TEXT PASSAGE —
Why We Talk Past Each Other
When people argue politics, they aren’t just fighting over facts. They are operating with different priors, different rules for evidence, and different fears about mistakes.
That’s why shouting facts rarely changes minds. You’re trying to update someone else’s model with your rules, not theirs.
Failure Modes and Blind Spots
Every ideology has a breaking point. Conservatives risk stagnation. Postmodernists risk nihilism. Neoliberals risk inequality. Paleoconservatives risk brittleness. Libertarians risk ignoring collective threats. Marxists risk closed dogma. Progressives risk complacency. Classical liberals risk naivety. Fascists risk collapse. Centrists risk paralysis.

Stored data entries —
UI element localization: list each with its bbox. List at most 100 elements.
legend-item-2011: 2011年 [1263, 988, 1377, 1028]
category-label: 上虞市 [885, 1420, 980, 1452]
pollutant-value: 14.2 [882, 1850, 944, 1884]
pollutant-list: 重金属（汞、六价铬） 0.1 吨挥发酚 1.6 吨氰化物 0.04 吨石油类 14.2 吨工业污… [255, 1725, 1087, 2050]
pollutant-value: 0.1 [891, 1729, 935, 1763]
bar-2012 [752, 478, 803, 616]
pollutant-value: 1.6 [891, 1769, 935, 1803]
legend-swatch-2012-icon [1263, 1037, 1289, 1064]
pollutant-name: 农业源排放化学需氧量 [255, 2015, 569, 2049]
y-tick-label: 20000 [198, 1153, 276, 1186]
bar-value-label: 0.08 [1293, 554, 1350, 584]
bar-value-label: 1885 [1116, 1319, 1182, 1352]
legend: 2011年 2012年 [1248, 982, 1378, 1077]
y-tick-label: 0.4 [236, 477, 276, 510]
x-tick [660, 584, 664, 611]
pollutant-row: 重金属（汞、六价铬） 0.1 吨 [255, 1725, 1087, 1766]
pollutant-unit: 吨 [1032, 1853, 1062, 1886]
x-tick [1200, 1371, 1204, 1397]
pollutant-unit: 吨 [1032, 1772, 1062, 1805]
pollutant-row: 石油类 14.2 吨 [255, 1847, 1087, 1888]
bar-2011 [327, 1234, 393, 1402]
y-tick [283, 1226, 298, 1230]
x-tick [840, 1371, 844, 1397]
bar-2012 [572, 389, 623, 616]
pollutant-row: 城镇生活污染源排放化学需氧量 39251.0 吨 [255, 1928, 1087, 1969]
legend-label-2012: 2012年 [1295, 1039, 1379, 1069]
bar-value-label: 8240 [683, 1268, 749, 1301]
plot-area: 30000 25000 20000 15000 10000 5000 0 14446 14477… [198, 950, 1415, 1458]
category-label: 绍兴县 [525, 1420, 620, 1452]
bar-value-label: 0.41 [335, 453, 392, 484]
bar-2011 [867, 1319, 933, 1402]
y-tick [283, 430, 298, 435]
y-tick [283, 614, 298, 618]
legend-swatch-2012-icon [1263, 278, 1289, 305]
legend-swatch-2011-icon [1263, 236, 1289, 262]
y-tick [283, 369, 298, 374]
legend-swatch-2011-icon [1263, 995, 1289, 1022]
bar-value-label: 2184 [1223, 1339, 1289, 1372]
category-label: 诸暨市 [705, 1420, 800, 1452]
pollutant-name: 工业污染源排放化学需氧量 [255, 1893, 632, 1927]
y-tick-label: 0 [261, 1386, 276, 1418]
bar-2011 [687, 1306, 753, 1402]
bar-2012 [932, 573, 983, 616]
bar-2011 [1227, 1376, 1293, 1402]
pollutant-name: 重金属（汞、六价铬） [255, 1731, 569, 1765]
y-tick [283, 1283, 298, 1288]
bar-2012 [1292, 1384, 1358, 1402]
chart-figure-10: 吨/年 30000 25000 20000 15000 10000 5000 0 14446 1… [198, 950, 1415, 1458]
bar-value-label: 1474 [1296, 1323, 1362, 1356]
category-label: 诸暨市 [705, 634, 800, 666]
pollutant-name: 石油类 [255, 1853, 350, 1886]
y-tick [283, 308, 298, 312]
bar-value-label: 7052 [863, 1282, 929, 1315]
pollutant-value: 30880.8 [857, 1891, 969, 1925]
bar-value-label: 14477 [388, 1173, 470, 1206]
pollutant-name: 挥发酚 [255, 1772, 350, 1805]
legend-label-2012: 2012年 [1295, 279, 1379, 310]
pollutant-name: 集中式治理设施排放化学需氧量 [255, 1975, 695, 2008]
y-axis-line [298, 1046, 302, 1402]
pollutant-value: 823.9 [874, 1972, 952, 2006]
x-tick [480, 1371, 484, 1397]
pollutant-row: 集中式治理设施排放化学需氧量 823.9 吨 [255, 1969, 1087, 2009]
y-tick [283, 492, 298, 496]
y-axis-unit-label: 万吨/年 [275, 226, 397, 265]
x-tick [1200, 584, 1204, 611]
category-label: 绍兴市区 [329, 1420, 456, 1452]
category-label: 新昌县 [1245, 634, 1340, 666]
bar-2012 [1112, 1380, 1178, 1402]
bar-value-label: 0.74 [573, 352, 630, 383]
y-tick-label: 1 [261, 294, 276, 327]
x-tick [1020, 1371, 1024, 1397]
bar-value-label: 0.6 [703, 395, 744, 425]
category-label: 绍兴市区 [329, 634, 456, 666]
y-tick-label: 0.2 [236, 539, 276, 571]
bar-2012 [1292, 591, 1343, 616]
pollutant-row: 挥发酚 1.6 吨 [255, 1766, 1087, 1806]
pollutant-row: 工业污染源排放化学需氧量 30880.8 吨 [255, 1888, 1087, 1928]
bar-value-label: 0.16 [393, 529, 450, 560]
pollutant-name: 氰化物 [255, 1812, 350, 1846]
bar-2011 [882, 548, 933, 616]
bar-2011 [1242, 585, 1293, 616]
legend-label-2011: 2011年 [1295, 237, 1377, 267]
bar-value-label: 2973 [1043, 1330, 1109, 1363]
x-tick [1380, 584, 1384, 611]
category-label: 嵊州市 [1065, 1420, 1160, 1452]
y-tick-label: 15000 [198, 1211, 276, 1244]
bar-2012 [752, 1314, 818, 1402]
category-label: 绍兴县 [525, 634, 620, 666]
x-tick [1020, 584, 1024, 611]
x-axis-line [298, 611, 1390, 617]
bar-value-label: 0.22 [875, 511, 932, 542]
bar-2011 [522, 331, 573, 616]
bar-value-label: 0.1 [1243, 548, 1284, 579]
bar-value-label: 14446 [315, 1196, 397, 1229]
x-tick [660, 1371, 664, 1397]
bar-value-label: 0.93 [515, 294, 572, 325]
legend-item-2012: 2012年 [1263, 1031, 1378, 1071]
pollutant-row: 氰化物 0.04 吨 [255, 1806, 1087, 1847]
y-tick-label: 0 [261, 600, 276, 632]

EXERCISE REQUIREMENTS —
**a)** In the passage on political arguments, what do libertarians risk?
**b)** Please reproduce the passage on political arguments, beginning at the words "That’s why shouting" and stopping after "Centrists risk paralysis.".
**c)** Write what comes next in the passage on political arguments, following on from its last sentence.

TASK RESULTS —
**a)** Ignoring collective threats.

**b)**
That’s why shouting facts rarely changes minds. You’re trying to update someone else’s model with your rules, not theirs.
Failure Modes and Blind Spots
Every ideology has a breaking point. Conservatives risk stagnation. Postmodernists risk nihilism. Neoliberals risk inequality. Paleoconservatives risk brittleness. Libertarians risk ignoring collective threats. Marxists risk closed dogma. Progressives risk complacency. Classical liberals risk naivety. Fascists risk collapse. Centrists risk paralysis.

**c)**
Once you know these blind spots, you can see where your own worldview is vulnerable.
What’s Your Failure Mode?
So here’s the final test.
What’s your prior? Do you lean on tradition, liberty, equality, balance, or something else?
What kind of evidence do you actually trust? Numbers, narratives, or the weight of history?
What mistake terrifies you most—changing too fast and breaking things, or changing too slowly and letting injustice continue?
And what’s your failure mode? If you push your worldview too far, where does it fail?